Directive - Leave out the pictures and copy everything else below exactly.

⁂

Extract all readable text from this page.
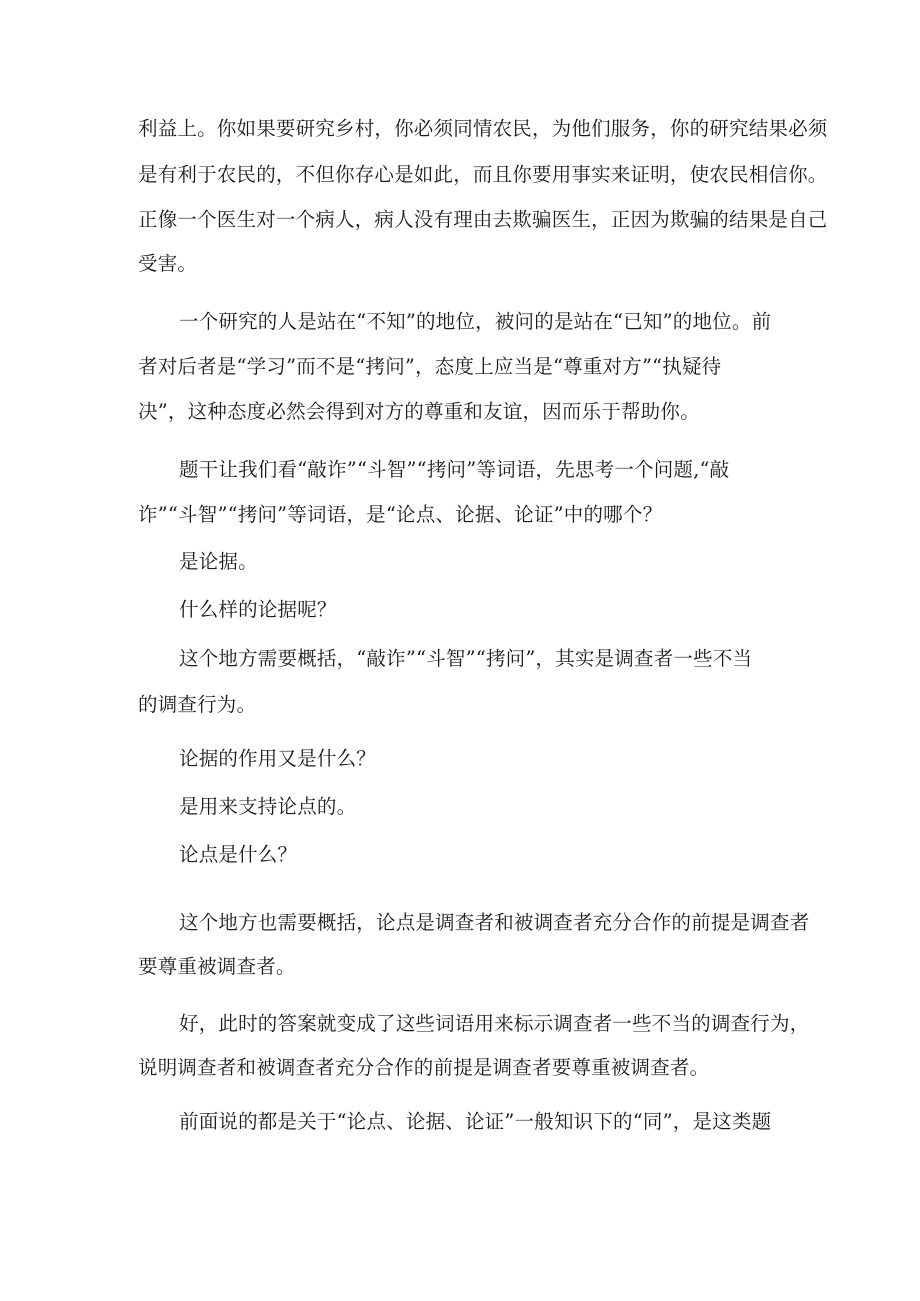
利益上。你如果要研究乡村，你必须同情农民，为他们服务，你的研究结果必须
是有利于农民的，不但你存心是如此，而且你要用事实来证明，使农民相信你。
正像一个医生对一个病人，病人没有理由去欺骗医生，正因为欺骗的结果是自己
受害。
一个研究的人是站在“不知”的地位，被问的是站在“已知”的地位。前
者对后者是“学习”而不是“拷问”，态度上应当是“尊重对方”“执疑待
决”，这种态度必然会得到对方的尊重和友谊，因而乐于帮助你。
题干让我们看“敲诈”“斗智”“拷问”等词语，先思考一个问题,“敲
诈”“斗智”“拷问”等词语，是“论点、论据、论证”中的哪个？
是论据。
什么样的论据呢？
这个地方需要概括，“敲诈”“斗智”“拷问”，其实是调查者一些不当
的调查行为。
论据的作用又是什么？
是用来支持论点的。
论点是什么？
这个地方也需要概括，论点是调查者和被调查者充分合作的前提是调查者
要尊重被调查者。
好，此时的答案就变成了这些词语用来标示调查者一些不当的调查行为，
说明调查者和被调查者充分合作的前提是调查者要尊重被调查者。
前面说的都是关于“论点、论据、论证”一般知识下的“同”，是这类题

⁂

Answer to the problem -
Extract all readable text from this page.
利益上。你如果要研究乡村，你必须同情农民，为他们服务，你的研究结果必须
是有利于农民的，不但你存心是如此，而且你要用事实来证明，使农民相信你。
正像一个医生对一个病人，病人没有理由去欺骗医生，正因为欺骗的结果是自己
受害。
一个研究的人是站在“不知”的地位，被问的是站在“已知”的地位。前
者对后者是“学习”而不是“拷问”，态度上应当是“尊重对方”“执疑待
决”，这种态度必然会得到对方的尊重和友谊，因而乐于帮助你。
题干让我们看“敲诈”“斗智”“拷问”等词语，先思考一个问题,“敲
诈”“斗智”“拷问”等词语，是“论点、论据、论证”中的哪个？
是论据。
什么样的论据呢？
这个地方需要概括，“敲诈”“斗智”“拷问”，其实是调查者一些不当
的调查行为。
论据的作用又是什么？
是用来支持论点的。
论点是什么？
这个地方也需要概括，论点是调查者和被调查者充分合作的前提是调查者
要尊重被调查者。
好，此时的答案就变成了这些词语用来标示调查者一些不当的调查行为，
说明调查者和被调查者充分合作的前提是调查者要尊重被调查者。
前面说的都是关于“论点、论据、论证”一般知识下的“同”，是这类题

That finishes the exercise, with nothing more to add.